TASK GOAL: Present the following data again exactly as it is shown.

Extracted records
◆ ◆ ◆ ◆ ◆ ◆ ◆

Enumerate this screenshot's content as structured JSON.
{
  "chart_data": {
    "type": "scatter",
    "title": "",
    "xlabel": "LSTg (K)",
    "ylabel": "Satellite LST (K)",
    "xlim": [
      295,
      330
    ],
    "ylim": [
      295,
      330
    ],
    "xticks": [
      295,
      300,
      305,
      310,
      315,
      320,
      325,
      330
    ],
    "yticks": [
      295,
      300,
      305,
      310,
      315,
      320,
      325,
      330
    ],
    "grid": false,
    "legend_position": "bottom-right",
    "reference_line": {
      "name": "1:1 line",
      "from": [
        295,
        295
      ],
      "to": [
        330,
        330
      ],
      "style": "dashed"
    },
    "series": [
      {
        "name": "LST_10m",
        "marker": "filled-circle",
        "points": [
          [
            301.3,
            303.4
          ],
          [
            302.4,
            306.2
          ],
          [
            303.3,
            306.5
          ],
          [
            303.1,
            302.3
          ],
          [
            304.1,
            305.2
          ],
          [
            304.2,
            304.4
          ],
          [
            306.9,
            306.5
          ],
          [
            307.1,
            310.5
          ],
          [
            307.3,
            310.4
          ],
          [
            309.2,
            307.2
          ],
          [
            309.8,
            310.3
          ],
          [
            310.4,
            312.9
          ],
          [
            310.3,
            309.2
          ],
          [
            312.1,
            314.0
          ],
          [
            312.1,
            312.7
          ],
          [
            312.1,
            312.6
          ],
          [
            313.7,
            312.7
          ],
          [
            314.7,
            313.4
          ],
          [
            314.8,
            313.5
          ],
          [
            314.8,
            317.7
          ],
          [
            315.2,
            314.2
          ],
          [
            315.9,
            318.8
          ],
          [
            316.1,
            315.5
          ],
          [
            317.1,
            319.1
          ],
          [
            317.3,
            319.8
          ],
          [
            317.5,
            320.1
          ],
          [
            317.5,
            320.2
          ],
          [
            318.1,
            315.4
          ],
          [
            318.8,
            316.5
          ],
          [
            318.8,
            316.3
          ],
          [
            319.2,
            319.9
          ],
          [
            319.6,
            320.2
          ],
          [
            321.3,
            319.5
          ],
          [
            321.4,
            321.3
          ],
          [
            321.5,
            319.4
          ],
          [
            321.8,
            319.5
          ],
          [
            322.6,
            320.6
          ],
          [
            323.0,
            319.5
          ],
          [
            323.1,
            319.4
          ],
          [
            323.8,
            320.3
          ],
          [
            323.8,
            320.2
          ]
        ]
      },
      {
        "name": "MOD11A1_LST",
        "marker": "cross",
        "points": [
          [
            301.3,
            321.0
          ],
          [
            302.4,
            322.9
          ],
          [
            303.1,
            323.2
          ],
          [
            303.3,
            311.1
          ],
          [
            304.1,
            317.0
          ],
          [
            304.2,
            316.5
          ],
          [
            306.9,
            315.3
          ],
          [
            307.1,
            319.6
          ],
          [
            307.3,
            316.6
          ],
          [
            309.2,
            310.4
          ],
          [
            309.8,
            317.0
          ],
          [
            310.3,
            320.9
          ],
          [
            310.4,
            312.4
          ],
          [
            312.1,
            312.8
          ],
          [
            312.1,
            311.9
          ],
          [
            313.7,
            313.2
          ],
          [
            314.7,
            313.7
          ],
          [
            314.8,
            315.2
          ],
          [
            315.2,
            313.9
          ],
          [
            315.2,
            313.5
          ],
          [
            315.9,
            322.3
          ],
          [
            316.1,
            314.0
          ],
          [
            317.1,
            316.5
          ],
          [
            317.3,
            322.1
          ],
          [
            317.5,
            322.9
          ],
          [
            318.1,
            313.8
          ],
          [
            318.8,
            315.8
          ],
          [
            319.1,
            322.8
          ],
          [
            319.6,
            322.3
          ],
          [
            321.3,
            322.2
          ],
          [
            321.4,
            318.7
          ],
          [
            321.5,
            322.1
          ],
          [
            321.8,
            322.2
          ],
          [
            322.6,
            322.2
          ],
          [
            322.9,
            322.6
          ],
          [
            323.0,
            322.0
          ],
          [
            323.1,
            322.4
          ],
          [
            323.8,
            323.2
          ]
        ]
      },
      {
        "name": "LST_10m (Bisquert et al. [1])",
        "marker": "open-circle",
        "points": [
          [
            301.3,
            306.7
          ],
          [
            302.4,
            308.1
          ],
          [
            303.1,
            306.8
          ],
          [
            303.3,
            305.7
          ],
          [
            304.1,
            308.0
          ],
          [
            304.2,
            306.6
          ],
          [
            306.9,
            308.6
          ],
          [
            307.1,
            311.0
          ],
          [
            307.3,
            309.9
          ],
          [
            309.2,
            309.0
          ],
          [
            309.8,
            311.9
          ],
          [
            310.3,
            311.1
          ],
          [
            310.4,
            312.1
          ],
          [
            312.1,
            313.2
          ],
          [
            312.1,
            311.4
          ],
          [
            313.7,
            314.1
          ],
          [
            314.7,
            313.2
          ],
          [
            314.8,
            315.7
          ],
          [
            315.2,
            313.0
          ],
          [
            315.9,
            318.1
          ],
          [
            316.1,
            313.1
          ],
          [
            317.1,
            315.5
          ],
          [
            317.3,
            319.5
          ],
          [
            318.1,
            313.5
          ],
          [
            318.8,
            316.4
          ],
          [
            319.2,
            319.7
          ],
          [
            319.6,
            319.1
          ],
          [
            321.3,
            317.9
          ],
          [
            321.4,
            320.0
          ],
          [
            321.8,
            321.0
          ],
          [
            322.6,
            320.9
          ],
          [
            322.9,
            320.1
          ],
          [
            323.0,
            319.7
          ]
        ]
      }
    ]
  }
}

◆ ◆ ◆ ◆ ◆ ◆ ◆

REPLY TO THE TASK:
Enumerate this screenshot's content as structured JSON.
{
  "chart_data": {
    "type": "scatter",
    "title": "",
    "xlabel": "LSTg (K)",
    "ylabel": "Satellite LST (K)",
    "xlim": [
      295,
      330
    ],
    "ylim": [
      295,
      330
    ],
    "xticks": [
      295,
      300,
      305,
      310,
      315,
      320,
      325,
      330
    ],
    "yticks": [
      295,
      300,
      305,
      310,
      315,
      320,
      325,
      330
    ],
    "grid": false,
    "legend_position": "bottom-right",
    "reference_line": {
      "name": "1:1 line",
      "from": [
        295,
        295
      ],
      "to": [
        330,
        330
      ],
      "style": "dashed"
    },
    "series": [
      {
        "name": "LST_10m",
        "marker": "filled-circle",
        "points": [
          [
            301.3,
            303.4
          ],
          [
            302.4,
            306.2
          ],
          [
            303.3,
            306.5
          ],
          [
            303.1,
            302.3
          ],
          [
            304.1,
            305.2
          ],
          [
            304.2,
            304.4
          ],
          [
            306.9,
            306.5
          ],
          [
            307.1,
            310.5
          ],
          [
            307.3,
            310.4
          ],
          [
            309.2,
            307.2
          ],
          [
            309.8,
            310.3
          ],
          [
            310.4,
            312.9
          ],
          [
            310.3,
            309.2
          ],
          [
            312.1,
            314.0
          ],
          [
            312.1,
            312.7
          ],
          [
            312.1,
            312.6
          ],
          [
            313.7,
            312.7
          ],
          [
            314.7,
            313.4
          ],
          [
            314.8,
            313.5
          ],
          [
            314.8,
            317.7
          ],
          [
            315.2,
            314.2
          ],
          [
            315.9,
            318.8
          ],
          [
            316.1,
            315.5
          ],
          [
            317.1,
            319.1
          ],
          [
            317.3,
            319.8
          ],
          [
            317.5,
            320.1
          ],
          [
            317.5,
            320.2
          ],
          [
            318.1,
            315.4
          ],
          [
            318.8,
            316.5
          ],
          [
            318.8,
            316.3
          ],
          [
            319.2,
            319.9
          ],
          [
            319.6,
            320.2
          ],
          [
            321.3,
            319.5
          ],
          [
            321.4,
            321.3
          ],
          [
            321.5,
            319.4
          ],
          [
            321.8,
            319.5
          ],
          [
            322.6,
            320.6
          ],
          [
            323.0,
            319.5
          ],
          [
            323.1,
            319.4
          ],
          [
            323.8,
            320.3
          ],
          [
            323.8,
            320.2
          ]
        ]
      },
      {
        "name": "MOD11A1_LST",
        "marker": "cross",
        "points": [
          [
            301.3,
            321.0
          ],
          [
            302.4,
            322.9
          ],
          [
            303.1,
            323.2
          ],
          [
            303.3,
            311.1
          ],
          [
            304.1,
            317.0
          ],
          [
            304.2,
            316.5
          ],
          [
            306.9,
            315.3
          ],
          [
            307.1,
            319.6
          ],
          [
            307.3,
            316.6
          ],
          [
            309.2,
            310.4
          ],
          [
            309.8,
            317.0
          ],
          [
            310.3,
            320.9
          ],
          [
            310.4,
            312.4
          ],
          [
            312.1,
            312.8
          ],
          [
            312.1,
            311.9
          ],
          [
            313.7,
            313.2
          ],
          [
            314.7,
            313.7
          ],
          [
            314.8,
            315.2
          ],
          [
            315.2,
            313.9
          ],
          [
            315.2,
            313.5
          ],
          [
            315.9,
            322.3
          ],
          [
            316.1,
            314.0
          ],
          [
            317.1,
            316.5
          ],
          [
            317.3,
            322.1
          ],
          [
            317.5,
            322.9
          ],
          [
            318.1,
            313.8
          ],
          [
            318.8,
            315.8
          ],
          [
            319.1,
            322.8
          ],
          [
            319.6,
            322.3
          ],
          [
            321.3,
            322.2
          ],
          [
            321.4,
            318.7
          ],
          [
            321.5,
            322.1
          ],
          [
            321.8,
            322.2
          ],
          [
            322.6,
            322.2
          ],
          [
            322.9,
            322.6
          ],
          [
            323.0,
            322.0
          ],
          [
            323.1,
            322.4
          ],
          [
            323.8,
            323.2
          ]
        ]
      },
      {
        "name": "LST_10m (Bisquert et al. [1])",
        "marker": "open-circle",
        "points": [
          [
            301.3,
            306.7
          ],
          [
            302.4,
            308.1
          ],
          [
            303.1,
            306.8
          ],
          [
            303.3,
            305.7
          ],
          [
            304.1,
            308.0
          ],
          [
            304.2,
            306.6
          ],
          [
            306.9,
            308.6
          ],
          [
            307.1,
            311.0
          ],
          [
            307.3,
            309.9
          ],
          [
            309.2,
            309.0
          ],
          [
            309.8,
            311.9
          ],
          [
            310.3,
            311.1
          ],
          [
            310.4,
            312.1
          ],
          [
            312.1,
            313.2
          ],
          [
            312.1,
            311.4
          ],
          [
            313.7,
            314.1
          ],
          [
            314.7,
            313.2
          ],
          [
            314.8,
            315.7
          ],
          [
            315.2,
            313.0
          ],
          [
            315.9,
            318.1
          ],
          [
            316.1,
            313.1
          ],
          [
            317.1,
            315.5
          ],
          [
            317.3,
            319.5
          ],
          [
            318.1,
            313.5
          ],
          [
            318.8,
            316.4
          ],
          [
            319.2,
            319.7
          ],
          [
            319.6,
            319.1
          ],
          [
            321.3,
            317.9
          ],
          [
            321.4,
            320.0
          ],
          [
            321.8,
            321.0
          ],
          [
            322.6,
            320.9
          ],
          [
            322.9,
            320.1
          ],
          [
            323.0,
            319.7
          ]
        ]
      }
    ]
  }
}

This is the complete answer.